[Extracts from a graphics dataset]
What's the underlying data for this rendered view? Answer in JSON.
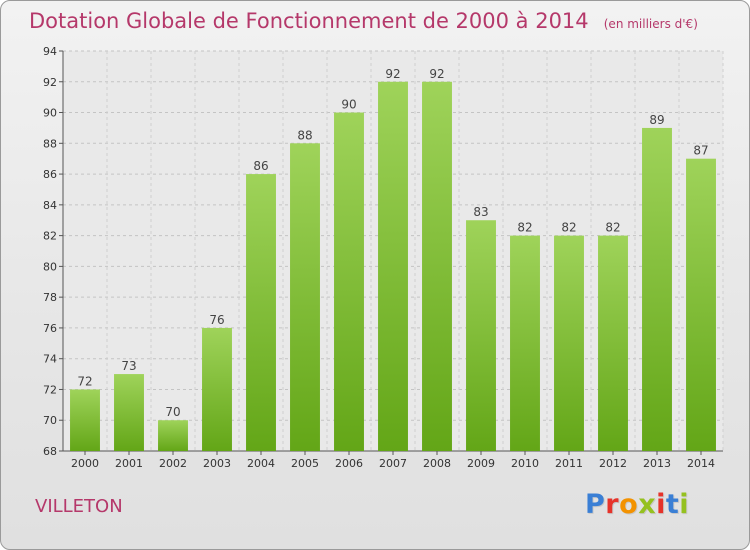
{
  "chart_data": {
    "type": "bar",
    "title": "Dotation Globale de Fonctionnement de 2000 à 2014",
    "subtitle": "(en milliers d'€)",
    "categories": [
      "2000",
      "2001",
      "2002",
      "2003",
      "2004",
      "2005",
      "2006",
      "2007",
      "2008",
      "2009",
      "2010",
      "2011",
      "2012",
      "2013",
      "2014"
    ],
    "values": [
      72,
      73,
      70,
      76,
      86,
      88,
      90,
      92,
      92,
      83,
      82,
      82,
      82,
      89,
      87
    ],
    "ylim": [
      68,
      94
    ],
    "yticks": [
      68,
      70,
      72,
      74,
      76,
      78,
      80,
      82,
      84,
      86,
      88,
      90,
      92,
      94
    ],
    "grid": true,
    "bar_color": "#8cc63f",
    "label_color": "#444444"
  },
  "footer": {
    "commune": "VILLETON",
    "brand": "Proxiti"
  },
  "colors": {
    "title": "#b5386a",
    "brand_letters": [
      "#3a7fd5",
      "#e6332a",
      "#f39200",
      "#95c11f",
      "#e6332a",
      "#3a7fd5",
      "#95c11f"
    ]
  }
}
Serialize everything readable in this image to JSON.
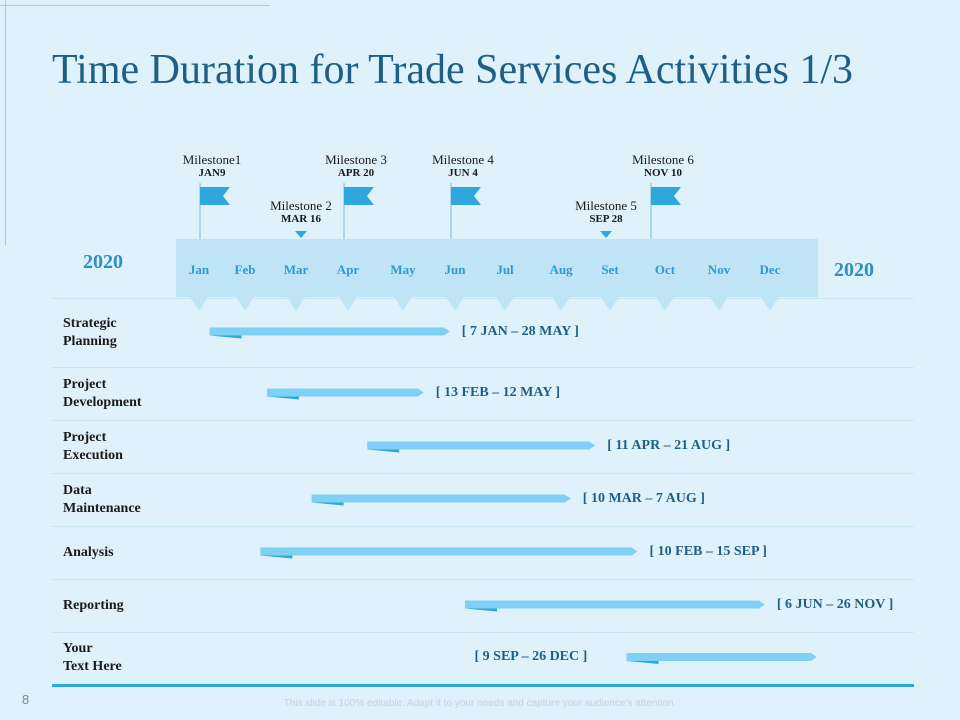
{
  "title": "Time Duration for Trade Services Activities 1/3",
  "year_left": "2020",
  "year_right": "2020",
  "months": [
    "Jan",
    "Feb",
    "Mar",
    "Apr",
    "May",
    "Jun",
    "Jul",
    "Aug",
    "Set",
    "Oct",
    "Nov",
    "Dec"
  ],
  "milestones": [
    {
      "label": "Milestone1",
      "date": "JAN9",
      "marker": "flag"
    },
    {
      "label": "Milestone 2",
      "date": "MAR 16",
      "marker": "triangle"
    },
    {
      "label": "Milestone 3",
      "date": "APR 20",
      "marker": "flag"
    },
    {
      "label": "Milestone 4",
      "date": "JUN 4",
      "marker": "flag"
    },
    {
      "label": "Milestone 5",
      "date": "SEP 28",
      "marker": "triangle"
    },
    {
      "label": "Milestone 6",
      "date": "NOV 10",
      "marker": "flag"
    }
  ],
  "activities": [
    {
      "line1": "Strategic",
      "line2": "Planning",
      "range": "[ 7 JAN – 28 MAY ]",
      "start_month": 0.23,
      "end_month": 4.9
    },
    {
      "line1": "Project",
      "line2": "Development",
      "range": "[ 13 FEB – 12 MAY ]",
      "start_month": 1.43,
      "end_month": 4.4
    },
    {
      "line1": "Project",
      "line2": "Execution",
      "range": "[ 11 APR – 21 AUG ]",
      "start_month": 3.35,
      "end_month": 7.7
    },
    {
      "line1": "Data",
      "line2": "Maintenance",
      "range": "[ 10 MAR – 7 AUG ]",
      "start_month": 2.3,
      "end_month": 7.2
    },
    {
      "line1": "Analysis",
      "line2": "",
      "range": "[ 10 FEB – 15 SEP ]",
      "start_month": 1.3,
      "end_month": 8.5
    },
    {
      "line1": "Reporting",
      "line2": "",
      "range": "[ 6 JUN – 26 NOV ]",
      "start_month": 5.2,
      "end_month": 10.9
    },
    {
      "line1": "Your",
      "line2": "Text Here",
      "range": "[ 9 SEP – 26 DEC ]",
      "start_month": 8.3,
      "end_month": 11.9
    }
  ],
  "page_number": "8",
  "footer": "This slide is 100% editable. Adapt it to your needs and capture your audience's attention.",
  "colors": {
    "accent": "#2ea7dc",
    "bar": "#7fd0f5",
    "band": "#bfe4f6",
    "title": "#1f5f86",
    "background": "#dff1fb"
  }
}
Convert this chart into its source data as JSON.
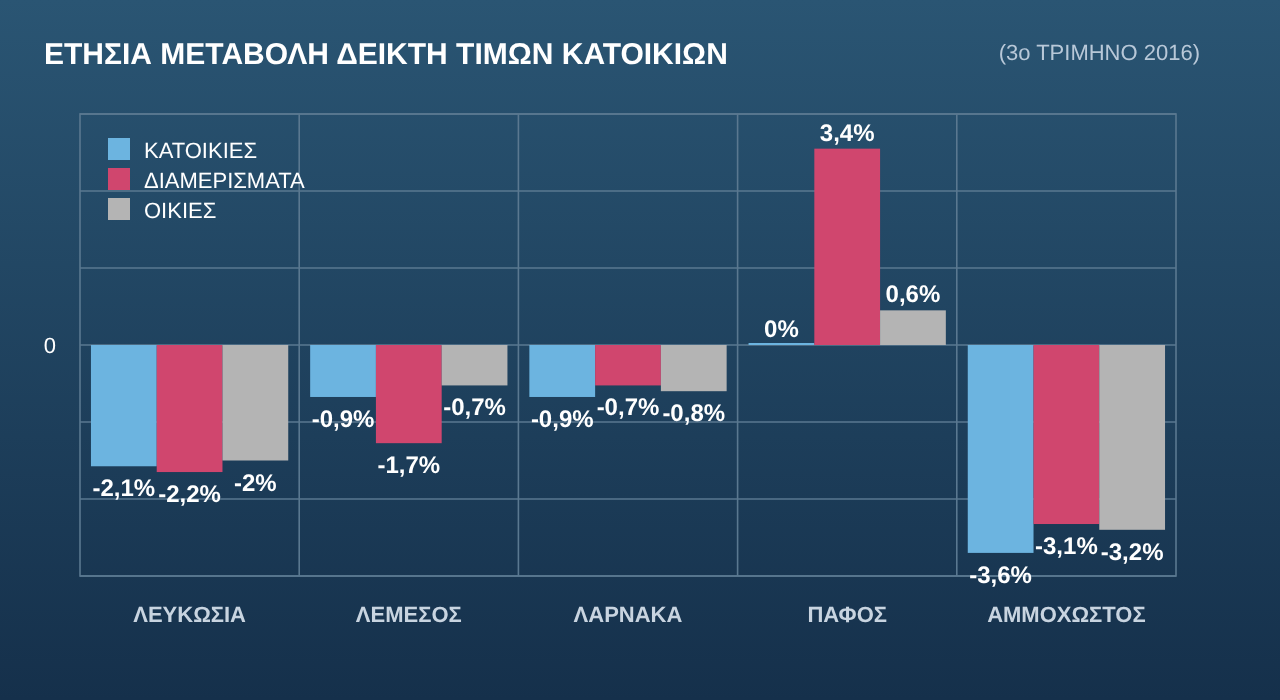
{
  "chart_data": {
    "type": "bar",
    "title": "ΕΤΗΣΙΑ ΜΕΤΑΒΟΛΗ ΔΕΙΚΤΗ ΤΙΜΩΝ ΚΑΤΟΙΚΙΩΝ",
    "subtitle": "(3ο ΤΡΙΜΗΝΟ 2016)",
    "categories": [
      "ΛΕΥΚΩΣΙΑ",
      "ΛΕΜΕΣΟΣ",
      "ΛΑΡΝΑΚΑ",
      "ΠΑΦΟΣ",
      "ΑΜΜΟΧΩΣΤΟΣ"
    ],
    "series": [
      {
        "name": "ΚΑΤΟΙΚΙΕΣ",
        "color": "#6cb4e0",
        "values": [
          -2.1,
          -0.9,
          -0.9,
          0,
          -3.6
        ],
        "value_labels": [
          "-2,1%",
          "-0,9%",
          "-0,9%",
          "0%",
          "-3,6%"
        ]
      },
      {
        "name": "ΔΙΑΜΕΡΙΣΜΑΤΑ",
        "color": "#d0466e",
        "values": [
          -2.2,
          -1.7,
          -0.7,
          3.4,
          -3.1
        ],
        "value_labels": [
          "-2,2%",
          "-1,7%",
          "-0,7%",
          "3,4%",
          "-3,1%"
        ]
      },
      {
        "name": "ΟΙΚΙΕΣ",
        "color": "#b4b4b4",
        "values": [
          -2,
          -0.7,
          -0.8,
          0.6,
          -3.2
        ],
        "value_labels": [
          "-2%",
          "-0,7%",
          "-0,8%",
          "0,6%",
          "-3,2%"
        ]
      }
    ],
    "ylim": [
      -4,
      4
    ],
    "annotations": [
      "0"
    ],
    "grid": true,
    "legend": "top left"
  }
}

> **Requirements**
Take every line containing the word "name" and copy it.

> **Exercise result**
        "name": "ΚΑΤΟΙΚΙΕΣ",
        "name": "ΔΙΑΜΕΡΙΣΜΑΤΑ",
        "name": "ΟΙΚΙΕΣ",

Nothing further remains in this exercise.